(Figure contents as structured data)
● ● ● ● ●

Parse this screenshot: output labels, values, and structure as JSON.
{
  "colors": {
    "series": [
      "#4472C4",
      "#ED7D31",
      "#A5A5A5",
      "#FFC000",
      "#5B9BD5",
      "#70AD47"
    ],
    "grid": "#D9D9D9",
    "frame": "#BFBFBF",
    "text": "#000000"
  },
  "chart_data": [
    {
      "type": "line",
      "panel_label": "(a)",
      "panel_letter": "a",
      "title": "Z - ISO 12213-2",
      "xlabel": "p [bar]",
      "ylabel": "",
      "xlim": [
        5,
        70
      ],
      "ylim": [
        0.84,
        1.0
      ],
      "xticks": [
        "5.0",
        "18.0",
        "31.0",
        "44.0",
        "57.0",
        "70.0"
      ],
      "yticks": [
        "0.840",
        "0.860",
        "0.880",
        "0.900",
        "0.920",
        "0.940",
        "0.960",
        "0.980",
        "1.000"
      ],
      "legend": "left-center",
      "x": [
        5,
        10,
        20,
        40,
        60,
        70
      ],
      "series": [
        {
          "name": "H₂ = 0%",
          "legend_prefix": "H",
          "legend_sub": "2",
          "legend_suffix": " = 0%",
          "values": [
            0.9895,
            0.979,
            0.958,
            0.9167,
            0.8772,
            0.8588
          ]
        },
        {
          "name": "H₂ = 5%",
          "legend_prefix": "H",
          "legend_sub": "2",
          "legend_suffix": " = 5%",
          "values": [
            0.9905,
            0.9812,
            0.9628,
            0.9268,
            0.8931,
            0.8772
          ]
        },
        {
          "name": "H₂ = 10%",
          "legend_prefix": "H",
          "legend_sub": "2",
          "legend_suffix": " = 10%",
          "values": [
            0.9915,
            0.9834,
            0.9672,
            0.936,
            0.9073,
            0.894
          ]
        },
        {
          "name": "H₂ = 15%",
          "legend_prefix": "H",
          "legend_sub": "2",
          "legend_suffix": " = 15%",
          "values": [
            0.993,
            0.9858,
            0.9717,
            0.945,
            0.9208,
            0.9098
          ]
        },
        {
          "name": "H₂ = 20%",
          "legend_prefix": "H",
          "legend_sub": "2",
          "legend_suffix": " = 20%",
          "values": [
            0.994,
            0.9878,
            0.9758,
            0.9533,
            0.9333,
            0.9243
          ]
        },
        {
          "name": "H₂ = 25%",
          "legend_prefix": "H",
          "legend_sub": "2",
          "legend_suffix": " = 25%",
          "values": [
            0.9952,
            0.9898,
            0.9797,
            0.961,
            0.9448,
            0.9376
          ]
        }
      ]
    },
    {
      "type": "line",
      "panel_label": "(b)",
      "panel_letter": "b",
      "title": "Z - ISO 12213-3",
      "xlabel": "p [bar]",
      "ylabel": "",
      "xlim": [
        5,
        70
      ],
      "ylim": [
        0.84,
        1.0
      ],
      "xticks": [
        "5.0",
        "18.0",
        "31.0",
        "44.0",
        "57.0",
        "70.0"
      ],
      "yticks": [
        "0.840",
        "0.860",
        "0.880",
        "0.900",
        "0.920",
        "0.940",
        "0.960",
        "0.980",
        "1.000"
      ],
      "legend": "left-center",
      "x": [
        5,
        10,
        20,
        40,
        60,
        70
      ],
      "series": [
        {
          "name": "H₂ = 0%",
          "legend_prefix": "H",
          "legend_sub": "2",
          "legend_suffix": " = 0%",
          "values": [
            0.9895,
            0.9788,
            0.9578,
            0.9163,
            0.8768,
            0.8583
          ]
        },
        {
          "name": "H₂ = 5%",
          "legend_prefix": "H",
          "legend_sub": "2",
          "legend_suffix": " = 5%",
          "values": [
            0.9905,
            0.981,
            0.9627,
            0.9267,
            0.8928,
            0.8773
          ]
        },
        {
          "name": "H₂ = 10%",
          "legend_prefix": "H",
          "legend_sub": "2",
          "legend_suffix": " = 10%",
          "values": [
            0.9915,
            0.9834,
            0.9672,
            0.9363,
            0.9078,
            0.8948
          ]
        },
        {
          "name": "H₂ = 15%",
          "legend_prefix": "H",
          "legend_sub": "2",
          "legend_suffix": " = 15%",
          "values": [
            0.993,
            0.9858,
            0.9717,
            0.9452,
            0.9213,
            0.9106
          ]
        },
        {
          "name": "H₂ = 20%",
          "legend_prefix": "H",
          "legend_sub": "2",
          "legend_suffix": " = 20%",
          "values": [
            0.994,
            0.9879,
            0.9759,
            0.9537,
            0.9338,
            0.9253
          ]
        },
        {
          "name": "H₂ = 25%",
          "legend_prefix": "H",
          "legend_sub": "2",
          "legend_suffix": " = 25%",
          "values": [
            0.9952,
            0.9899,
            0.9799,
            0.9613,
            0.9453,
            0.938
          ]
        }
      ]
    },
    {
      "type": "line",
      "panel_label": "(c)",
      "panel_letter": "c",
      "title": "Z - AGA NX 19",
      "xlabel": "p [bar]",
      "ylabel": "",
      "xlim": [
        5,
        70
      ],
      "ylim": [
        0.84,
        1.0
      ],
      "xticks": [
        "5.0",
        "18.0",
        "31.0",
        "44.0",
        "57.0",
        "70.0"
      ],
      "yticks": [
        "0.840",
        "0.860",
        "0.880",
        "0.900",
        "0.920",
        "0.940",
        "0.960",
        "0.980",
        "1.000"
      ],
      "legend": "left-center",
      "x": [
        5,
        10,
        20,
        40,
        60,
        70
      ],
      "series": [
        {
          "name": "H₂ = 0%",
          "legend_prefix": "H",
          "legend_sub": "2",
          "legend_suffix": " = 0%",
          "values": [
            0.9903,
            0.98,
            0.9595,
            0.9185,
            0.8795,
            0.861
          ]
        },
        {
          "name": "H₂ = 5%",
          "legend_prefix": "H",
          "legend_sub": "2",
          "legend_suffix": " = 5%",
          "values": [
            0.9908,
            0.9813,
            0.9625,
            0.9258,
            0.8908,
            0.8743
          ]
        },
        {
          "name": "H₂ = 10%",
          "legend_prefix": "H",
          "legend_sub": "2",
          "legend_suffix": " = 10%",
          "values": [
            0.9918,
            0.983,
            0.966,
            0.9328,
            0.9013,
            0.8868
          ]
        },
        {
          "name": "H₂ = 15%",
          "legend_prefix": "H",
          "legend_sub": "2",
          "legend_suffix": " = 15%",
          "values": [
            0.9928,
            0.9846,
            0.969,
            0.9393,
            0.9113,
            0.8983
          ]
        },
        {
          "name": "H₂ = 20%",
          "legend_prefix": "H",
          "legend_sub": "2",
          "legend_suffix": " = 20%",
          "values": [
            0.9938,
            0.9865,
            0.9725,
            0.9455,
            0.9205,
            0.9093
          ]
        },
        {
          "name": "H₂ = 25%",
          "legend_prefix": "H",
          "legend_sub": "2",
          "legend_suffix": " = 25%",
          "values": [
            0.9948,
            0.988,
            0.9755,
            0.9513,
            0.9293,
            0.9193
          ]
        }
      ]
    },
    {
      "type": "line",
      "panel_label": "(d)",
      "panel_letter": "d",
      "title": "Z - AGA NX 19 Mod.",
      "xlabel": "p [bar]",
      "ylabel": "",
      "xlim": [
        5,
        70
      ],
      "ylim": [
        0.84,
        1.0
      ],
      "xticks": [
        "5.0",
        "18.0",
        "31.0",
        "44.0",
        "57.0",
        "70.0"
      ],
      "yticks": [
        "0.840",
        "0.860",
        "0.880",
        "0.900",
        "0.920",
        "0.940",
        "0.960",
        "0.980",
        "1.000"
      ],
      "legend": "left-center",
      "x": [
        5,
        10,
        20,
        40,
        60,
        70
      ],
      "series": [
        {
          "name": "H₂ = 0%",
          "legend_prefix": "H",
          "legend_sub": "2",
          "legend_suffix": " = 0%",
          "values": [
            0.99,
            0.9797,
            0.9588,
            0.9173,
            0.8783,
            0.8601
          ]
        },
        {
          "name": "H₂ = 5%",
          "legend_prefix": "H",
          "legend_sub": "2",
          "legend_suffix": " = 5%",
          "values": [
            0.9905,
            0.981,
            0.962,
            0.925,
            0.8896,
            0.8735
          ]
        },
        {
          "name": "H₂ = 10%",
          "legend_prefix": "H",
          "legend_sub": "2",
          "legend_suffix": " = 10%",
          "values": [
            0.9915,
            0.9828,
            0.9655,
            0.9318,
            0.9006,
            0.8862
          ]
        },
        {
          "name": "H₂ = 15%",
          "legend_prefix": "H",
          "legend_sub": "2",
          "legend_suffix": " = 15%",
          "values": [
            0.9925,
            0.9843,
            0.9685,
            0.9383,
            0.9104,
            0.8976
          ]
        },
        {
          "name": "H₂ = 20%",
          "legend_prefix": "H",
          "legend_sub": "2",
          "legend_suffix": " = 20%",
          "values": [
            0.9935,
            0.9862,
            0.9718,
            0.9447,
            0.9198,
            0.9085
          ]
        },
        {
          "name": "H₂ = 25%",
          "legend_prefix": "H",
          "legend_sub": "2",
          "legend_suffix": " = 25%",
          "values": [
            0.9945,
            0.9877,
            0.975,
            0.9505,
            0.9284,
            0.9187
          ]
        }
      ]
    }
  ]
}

● ● ● ● ●

*Work instructions*.
Return the lines of the records that include the string "title".

*Result of this task*.
      "title": "Z - ISO 12213-2",
      "title": "Z - ISO 12213-3",
      "title": "Z - AGA NX 19",
      "title": "Z - AGA NX 19 Mod.",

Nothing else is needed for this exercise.